Retype the data that follows line by line, exactly, and leave its pictures out.

▸ **Records for processing**:
•••••

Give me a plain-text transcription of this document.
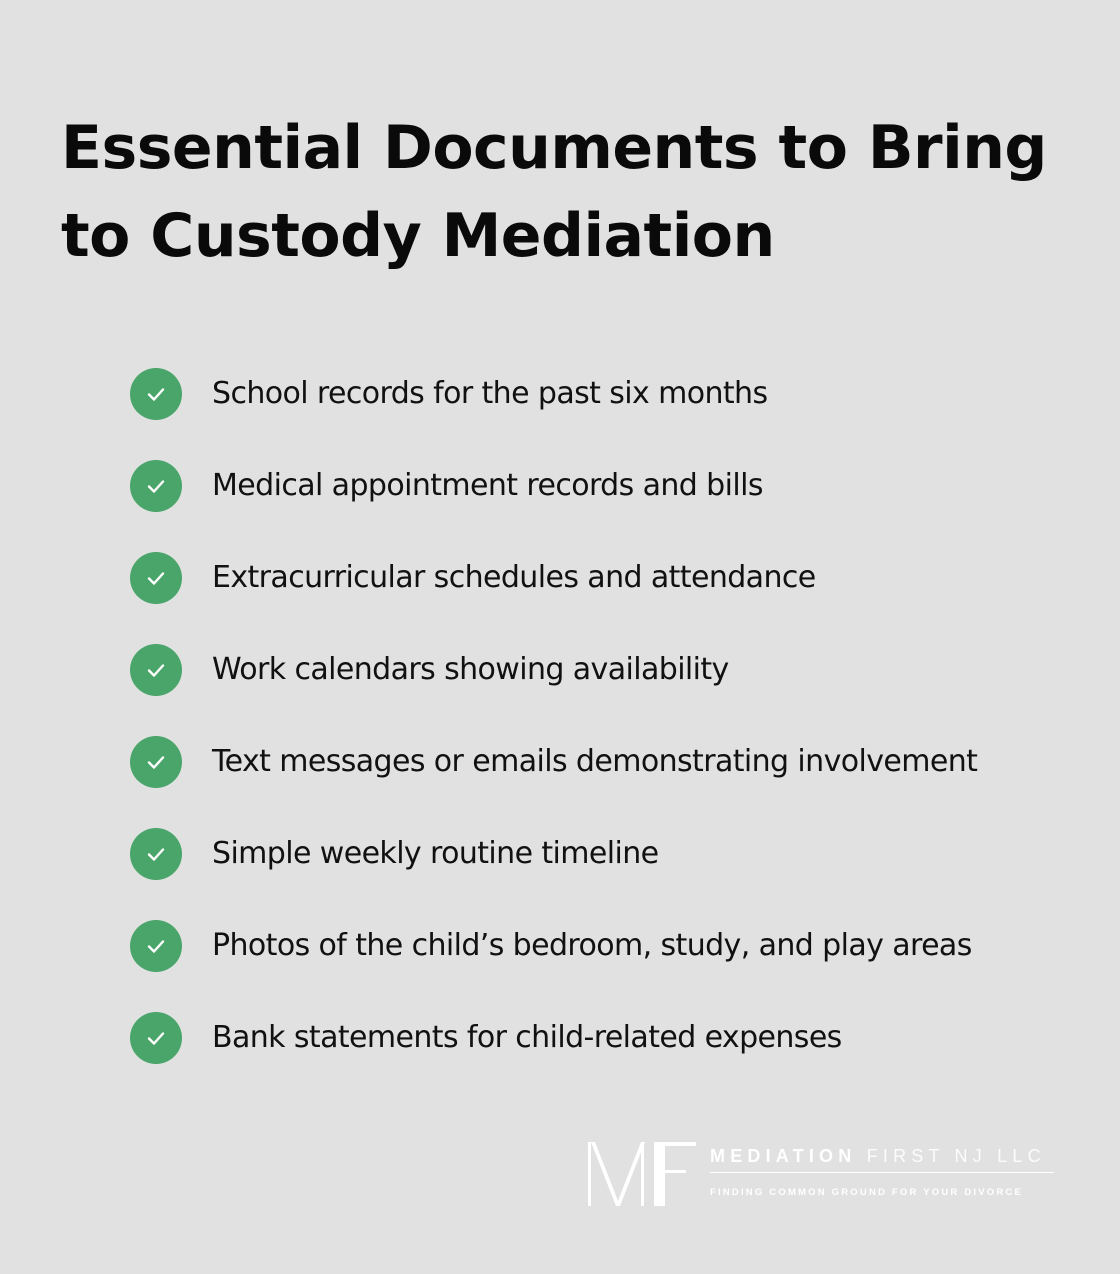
Essential Documents to Bring to Custody Mediation
School records for the past six months
Medical appointment records and bills
Extracurricular schedules and attendance
Work calendars showing availability
Text messages or emails demonstrating involvement
Simple weekly routine timeline
Photos of the child’s bedroom, study, and play areas
Bank statements for child-related expenses
MEDIATION FIRST NJ LLC
FINDING COMMON GROUND FOR YOUR DIVORCE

•••••

▸ **Final result**:
Give me a plain-text transcription of this document.
Essential Documents to Bring to Custody Mediation
School records for the past six months
Medical appointment records and bills
Extracurricular schedules and attendance
Work calendars showing availability
Text messages or emails demonstrating involvement
Simple weekly routine timeline
Photos of the child’s bedroom, study, and play areas
Bank statements for child-related expenses
MEDIATION FIRST NJ LLC
FINDING COMMON GROUND FOR YOUR DIVORCE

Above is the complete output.